# [REQUIRED WORK]
Please quote the material exactly, every line of it.

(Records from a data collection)
————
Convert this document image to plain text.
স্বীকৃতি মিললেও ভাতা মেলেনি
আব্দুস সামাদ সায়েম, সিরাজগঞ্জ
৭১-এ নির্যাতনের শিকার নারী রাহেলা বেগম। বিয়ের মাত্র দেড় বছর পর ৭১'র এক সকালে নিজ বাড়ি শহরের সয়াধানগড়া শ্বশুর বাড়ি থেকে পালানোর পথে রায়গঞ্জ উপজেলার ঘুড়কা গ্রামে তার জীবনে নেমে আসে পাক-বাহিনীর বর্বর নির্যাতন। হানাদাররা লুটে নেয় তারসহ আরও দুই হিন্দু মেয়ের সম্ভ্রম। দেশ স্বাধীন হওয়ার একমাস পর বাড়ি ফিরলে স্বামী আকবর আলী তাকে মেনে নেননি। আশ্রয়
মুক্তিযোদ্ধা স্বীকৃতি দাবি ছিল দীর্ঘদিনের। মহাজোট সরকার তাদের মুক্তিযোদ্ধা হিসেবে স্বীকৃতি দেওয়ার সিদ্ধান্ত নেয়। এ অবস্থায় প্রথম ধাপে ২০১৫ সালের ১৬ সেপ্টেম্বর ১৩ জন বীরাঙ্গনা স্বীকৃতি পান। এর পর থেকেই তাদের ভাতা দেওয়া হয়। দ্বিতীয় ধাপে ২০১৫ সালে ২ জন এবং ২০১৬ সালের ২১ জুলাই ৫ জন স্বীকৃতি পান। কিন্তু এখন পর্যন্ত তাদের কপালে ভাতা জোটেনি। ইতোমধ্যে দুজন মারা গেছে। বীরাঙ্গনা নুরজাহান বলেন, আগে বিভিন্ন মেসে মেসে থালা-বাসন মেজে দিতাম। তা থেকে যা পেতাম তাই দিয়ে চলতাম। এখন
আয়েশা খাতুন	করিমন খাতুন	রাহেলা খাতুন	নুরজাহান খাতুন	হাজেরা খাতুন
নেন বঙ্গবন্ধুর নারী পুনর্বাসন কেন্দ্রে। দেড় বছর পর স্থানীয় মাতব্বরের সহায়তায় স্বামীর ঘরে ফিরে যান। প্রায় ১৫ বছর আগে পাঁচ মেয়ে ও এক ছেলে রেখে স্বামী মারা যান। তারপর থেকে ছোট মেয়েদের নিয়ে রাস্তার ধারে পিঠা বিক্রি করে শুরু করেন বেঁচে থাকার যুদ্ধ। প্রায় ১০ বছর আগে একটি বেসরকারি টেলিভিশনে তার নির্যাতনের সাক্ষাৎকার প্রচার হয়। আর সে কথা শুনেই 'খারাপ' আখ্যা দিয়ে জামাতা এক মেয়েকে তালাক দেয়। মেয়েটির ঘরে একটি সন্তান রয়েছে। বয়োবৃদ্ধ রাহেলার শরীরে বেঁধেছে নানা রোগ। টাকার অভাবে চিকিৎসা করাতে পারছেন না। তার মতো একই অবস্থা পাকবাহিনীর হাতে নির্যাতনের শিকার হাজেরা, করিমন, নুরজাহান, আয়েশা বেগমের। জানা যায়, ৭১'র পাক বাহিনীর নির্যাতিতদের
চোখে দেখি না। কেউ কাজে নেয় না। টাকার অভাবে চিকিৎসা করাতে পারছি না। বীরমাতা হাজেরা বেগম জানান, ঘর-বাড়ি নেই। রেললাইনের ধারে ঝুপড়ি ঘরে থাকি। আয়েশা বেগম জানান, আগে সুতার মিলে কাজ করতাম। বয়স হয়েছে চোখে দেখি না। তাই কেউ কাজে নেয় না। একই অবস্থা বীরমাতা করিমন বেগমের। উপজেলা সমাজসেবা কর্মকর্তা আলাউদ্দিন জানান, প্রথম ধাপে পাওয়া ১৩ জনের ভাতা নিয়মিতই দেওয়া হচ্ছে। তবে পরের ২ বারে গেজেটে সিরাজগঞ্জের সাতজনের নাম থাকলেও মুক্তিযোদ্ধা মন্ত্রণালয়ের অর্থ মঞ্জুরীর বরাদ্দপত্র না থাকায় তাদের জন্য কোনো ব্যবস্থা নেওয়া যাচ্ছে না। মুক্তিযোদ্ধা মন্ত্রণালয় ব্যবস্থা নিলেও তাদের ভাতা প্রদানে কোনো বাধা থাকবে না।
————
# [RESPONSE TO THIS EXERCISE]
Convert this document image to plain text.
স্বীকৃতি মিললেও ভাতা মেলেনি
আব্দুস সামাদ সায়েম, সিরাজগঞ্জ
৭১-এ নির্যাতনের শিকার নারী রাহেলা বেগম। বিয়ের মাত্র দেড় বছর পর ৭১'র এক সকালে নিজ বাড়ি শহরের সয়াধানগড়া শ্বশুর বাড়ি থেকে পালানোর পথে রায়গঞ্জ উপজেলার ঘুড়কা গ্রামে তার জীবনে নেমে আসে পাক-বাহিনীর বর্বর নির্যাতন। হানাদাররা লুটে নেয় তারসহ আরও দুই হিন্দু মেয়ের সম্ভ্রম। দেশ স্বাধীন হওয়ার একমাস পর বাড়ি ফিরলে স্বামী আকবর আলী তাকে মেনে নেননি। আশ্রয়
মুক্তিযোদ্ধা স্বীকৃতি দাবি ছিল দীর্ঘদিনের। মহাজোট সরকার তাদের মুক্তিযোদ্ধা হিসেবে স্বীকৃতি দেওয়ার সিদ্ধান্ত নেয়। এ অবস্থায় প্রথম ধাপে ২০১৫ সালের ১৬ সেপ্টেম্বর ১৩ জন বীরাঙ্গনা স্বীকৃতি পান। এর পর থেকেই তাদের ভাতা দেওয়া হয়। দ্বিতীয় ধাপে ২০১৫ সালে ২ জন এবং ২০১৬ সালের ২১ জুলাই ৫ জন স্বীকৃতি পান। কিন্তু এখন পর্যন্ত তাদের কপালে ভাতা জোটেনি। ইতোমধ্যে দুজন মারা গেছে। বীরাঙ্গনা নুরজাহান বলেন, আগে বিভিন্ন মেসে মেসে থালা-বাসন মেজে দিতাম। তা থেকে যা পেতাম তাই দিয়ে চলতাম। এখন
আয়েশা খাতুন	করিমন খাতুন	রাহেলা খাতুন	নুরজাহান খাতুন	হাজেরা খাতুন
নেন বঙ্গবন্ধুর নারী পুনর্বাসন কেন্দ্রে। দেড় বছর পর স্থানীয় মাতব্বরের সহায়তায় স্বামীর ঘরে ফিরে যান। প্রায় ১৫ বছর আগে পাঁচ মেয়ে ও এক ছেলে রেখে স্বামী মারা যান। তারপর থেকে ছোট মেয়েদের নিয়ে রাস্তার ধারে পিঠা বিক্রি করে শুরু করেন বেঁচে থাকার যুদ্ধ। প্রায় ১০ বছর আগে একটি বেসরকারি টেলিভিশনে তার নির্যাতনের সাক্ষাৎকার প্রচার হয়। আর সে কথা শুনেই 'খারাপ' আখ্যা দিয়ে জামাতা এক মেয়েকে তালাক দেয়। মেয়েটির ঘরে একটি সন্তান রয়েছে। বয়োবৃদ্ধ রাহেলার শরীরে বেঁধেছে নানা রোগ। টাকার অভাবে চিকিৎসা করাতে পারছেন না। তার মতো একই অবস্থা পাকবাহিনীর হাতে নির্যাতনের শিকার হাজেরা, করিমন, নুরজাহান, আয়েশা বেগমের। জানা যায়, ৭১'র পাক বাহিনীর নির্যাতিতদের
চোখে দেখি না। কেউ কাজে নেয় না। টাকার অভাবে চিকিৎসা করাতে পারছি না। বীরমাতা হাজেরা বেগম জানান, ঘর-বাড়ি নেই। রেললাইনের ধারে ঝুপড়ি ঘরে থাকি। আয়েশা বেগম জানান, আগে সুতার মিলে কাজ করতাম। বয়স হয়েছে চোখে দেখি না। তাই কেউ কাজে নেয় না। একই অবস্থা বীরমাতা করিমন বেগমের। উপজেলা সমাজসেবা কর্মকর্তা আলাউদ্দিন জানান, প্রথম ধাপে পাওয়া ১৩ জনের ভাতা নিয়মিতই দেওয়া হচ্ছে। তবে পরের ২ বারে গেজেটে সিরাজগঞ্জের সাতজনের নাম থাকলেও মুক্তিযোদ্ধা মন্ত্রণালয়ের অর্থ মঞ্জুরীর বরাদ্দপত্র না থাকায় তাদের জন্য কোনো ব্যবস্থা নেওয়া যাচ্ছে না। মুক্তিযোদ্ধা মন্ত্রণালয় ব্যবস্থা নিলেও তাদের ভাতা প্রদানে কোনো বাধা থাকবে না।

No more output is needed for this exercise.